Задание:
Перепишите без изменений из отрывка о речах пророка Малахии фрагмент от слов «Мы полагаем, что» до слов «такого основоположительного начала.» включительно.

Выбранный отрывок:
***
Но допуская, что ст. 7–12 несомненно входят в состав новой речи, мы все-таки еще не решаем вопроса, – где же оканчивается рассматриваемая нами речь. Большинство исследователей, как мы видели, считает концом ее ст. 6. Велльгаузен же, Бахман, Новак, Смит и Грецов полагают этот конец в ст. 5. «Чрез כִּי, – говорит Велльгаузен по поводу отрывка Мал.3:6–12, – это обличение формально примыкает к предыдущему (ст. 5), на самом же деле здесь сделан переход к иной теме».308 По нашему мнению, начало ст. 6 («ибо Я, Иегова, не изменяюсь») одинаково годится и в качестве заключение к предыдущему, и в качестве начала новой речи. В первом случае, мы должны здесь видеть заверение в том, что описанный ранее суд непременно совершится. Во втором же случае, дело будет представляться так, что указывая на Свою неизменяемость, Иегова противополагает ей постоянные измены закону со стороны Своего народа (ст. 6б–7а: «а вы, сыны Иакова, не отстаете от неправд отцов ваших;»309 ст. 7б: «вы уклонились от уставов Моих и не соблюдаете их» и т. д.). Правильному пониманию настоящего места много мешает неясность теперешнего еврейского текста в конце ст. 6 – וְאַתֶּם בְּנֵי יַעֲקֹב לֹא כְלִיתֶם и неустановлевность его отношения к לְמִימֵי אֲבֹתֵיכֶם в ст. 7. Оставляя выяснение этого вопроса до комментария, мы теперь только скажем, что находим более верным первоначальному тексту чтение LXX: «καὶ ὑμεῖς οἱ υἱοὶ Ἰακὼβ οὐκ ἀπέχεσθε ἀπὸ τῶν ἀδικιῶν τῶν πατέρων ὑμῶν», т. е. слияние конца ст. 6 с началом ст. 7. Но в таком случае, возникает новый вопрос, относить ли к речи 3:7 sq. и начало ст. 6-го, или оставить его в качестве заключения к 3:1–5, т. е. в решении разногласия между сторонниками окончания нашей речи в 6 стихе и признающими ее окончание в ст. 5 избрать средний путь, разделить ст. 6 пополам.

Мы полагаем, что все-таки удобнее, не смотря на כִּי, весь ст. 6 отнести к последующему. В пользу этого говорит соображение касательно общей стилистической манеры пророка Мадахии – начинать каждую новую речь каким-нибудь основоположительным общим утверждением касательно взаимных отношений Иеговы и Его народа, откуда уже затем логически развивается дальнейшее содержание, угрозы за грех или обещание награды, за покаяние (ср. Мал.1:2, 6; 2:10, 17; 3:13). Если же ст. 6а не относить к последующему, то речь 6–12 оставалась бы без такого основоположительного начала.

Что касается содержания речи Мал.2:17–3:5, то общий смысл ее, в связи с современным пророку настроением народа, мы уже выяснили, решая вопрос о возможности логической связи ее с последующими частями 3 главы. Кроме этого, необходимо сказать, что рассматриваемая речь представляется по своему содержанию весьма важной не только в составе собственно обличительных речей пророка Малахии, имевших ближайшею своею целью грешных и жестоковыйных иудеев 5-го века до Р. X., но и в догматическом отношении. Из сонма пророческого, свидетельствующего о Христе (Деян.10:43), это – хронологически самый последний голос. Толкование этого пророчества дано самим Христом в отзыве Его об Иоанне Крестителе (Мф.11:7–10; Лк.7:27).
***
Записи набора данных:
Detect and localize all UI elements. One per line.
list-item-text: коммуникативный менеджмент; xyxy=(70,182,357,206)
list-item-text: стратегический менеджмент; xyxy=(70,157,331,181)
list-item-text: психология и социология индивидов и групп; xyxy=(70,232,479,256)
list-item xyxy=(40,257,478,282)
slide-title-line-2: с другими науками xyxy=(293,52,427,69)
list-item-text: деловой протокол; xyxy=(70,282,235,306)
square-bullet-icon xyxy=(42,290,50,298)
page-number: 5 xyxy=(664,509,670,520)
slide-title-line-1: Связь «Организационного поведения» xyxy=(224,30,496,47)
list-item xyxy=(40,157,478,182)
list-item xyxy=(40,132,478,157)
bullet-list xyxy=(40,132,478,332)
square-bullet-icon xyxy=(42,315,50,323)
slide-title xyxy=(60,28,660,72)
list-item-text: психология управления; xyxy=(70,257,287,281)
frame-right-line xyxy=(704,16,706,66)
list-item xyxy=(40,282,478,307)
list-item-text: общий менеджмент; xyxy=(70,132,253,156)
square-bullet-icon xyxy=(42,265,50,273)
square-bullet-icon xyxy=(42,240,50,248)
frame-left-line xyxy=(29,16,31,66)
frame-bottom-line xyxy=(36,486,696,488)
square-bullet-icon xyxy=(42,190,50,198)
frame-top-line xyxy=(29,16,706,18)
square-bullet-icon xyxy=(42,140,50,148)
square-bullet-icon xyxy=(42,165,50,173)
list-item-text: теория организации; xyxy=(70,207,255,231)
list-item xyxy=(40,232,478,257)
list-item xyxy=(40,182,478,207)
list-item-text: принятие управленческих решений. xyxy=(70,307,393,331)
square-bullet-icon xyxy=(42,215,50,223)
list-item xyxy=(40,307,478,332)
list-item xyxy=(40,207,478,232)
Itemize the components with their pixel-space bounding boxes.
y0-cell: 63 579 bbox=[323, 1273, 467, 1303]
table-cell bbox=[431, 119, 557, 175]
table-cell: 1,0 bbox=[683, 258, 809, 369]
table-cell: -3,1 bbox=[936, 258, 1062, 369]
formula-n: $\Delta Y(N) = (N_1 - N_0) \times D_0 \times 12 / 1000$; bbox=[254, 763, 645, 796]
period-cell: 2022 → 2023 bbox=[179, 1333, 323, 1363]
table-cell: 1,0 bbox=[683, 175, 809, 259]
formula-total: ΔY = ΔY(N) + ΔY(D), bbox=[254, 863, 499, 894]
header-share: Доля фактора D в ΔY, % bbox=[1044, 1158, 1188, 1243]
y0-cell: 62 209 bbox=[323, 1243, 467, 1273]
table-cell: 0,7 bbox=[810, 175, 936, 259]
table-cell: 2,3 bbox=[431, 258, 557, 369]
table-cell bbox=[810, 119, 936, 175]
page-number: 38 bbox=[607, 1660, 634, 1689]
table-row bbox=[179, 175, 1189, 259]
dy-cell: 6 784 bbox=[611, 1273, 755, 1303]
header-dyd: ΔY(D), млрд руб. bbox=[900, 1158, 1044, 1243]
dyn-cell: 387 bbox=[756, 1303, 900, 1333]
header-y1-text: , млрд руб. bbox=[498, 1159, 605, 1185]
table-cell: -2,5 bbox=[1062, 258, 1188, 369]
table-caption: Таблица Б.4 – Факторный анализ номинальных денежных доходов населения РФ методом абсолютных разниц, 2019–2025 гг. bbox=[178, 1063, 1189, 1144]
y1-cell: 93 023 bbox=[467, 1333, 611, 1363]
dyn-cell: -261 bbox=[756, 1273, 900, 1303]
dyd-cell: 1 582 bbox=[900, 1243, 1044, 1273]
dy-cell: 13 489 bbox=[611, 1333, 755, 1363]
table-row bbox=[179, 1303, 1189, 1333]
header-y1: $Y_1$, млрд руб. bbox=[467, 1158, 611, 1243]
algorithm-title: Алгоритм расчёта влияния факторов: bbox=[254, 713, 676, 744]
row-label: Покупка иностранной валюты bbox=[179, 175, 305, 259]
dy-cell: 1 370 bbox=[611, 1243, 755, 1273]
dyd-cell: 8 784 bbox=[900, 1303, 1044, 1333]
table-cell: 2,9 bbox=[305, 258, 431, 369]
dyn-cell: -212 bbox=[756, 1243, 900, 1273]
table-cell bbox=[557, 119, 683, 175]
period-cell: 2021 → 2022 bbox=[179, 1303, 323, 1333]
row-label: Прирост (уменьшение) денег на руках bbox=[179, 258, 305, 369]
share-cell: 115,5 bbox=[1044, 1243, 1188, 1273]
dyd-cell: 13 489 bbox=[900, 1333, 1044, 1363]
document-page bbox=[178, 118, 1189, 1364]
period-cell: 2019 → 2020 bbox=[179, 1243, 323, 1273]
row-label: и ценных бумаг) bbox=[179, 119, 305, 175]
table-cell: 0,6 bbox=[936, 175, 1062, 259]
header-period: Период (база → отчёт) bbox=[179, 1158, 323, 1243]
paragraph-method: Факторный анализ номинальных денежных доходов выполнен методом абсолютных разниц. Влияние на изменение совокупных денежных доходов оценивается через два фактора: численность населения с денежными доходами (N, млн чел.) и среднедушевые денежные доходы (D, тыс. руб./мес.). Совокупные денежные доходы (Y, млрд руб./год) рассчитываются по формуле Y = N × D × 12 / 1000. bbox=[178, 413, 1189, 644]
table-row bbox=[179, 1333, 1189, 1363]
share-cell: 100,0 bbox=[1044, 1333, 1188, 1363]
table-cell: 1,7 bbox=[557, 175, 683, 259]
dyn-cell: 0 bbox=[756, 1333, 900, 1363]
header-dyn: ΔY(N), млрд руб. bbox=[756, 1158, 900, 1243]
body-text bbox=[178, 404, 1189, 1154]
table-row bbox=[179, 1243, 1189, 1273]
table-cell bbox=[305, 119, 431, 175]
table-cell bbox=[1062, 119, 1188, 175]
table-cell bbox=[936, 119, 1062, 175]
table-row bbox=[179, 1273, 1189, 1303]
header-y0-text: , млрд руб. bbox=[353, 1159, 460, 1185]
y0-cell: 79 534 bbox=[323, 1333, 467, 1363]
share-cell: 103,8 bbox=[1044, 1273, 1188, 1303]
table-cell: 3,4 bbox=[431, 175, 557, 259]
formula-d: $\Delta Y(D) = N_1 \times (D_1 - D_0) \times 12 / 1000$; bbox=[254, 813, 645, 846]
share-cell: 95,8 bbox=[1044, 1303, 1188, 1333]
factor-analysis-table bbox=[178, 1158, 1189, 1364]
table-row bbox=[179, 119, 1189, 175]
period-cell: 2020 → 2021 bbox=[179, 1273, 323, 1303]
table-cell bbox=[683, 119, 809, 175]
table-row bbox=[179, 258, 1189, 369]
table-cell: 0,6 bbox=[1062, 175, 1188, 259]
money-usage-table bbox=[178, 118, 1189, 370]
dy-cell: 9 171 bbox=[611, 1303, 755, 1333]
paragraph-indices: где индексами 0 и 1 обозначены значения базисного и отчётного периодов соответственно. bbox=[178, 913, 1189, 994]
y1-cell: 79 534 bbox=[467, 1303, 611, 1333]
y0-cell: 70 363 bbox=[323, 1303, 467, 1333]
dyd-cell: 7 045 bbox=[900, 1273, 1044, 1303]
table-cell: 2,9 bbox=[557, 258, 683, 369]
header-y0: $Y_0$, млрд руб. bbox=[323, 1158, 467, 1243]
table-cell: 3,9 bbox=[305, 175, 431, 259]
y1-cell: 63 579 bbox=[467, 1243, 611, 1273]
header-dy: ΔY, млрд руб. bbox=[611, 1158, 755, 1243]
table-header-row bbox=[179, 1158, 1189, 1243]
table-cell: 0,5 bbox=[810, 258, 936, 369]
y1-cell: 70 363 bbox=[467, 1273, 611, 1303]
***
Решение:
Мы полагаем, что все-таки удобнее, не смотря на כִּי, весь ст. 6 отнести к последующему. В пользу этого говорит соображение касательно общей стилистической манеры пророка Мадахии – начинать каждую новую речь каким-нибудь основоположительным общим утверждением касательно взаимных отношений Иеговы и Его народа, откуда уже затем логически развивается дальнейшее содержание, угрозы за грех или обещание награды, за покаяние (ср. Мал.1:2, 6; 2:10, 17; 3:13). Если же ст. 6а не относить к последующему, то речь 6–12 оставалась бы без такого основоположительного начала.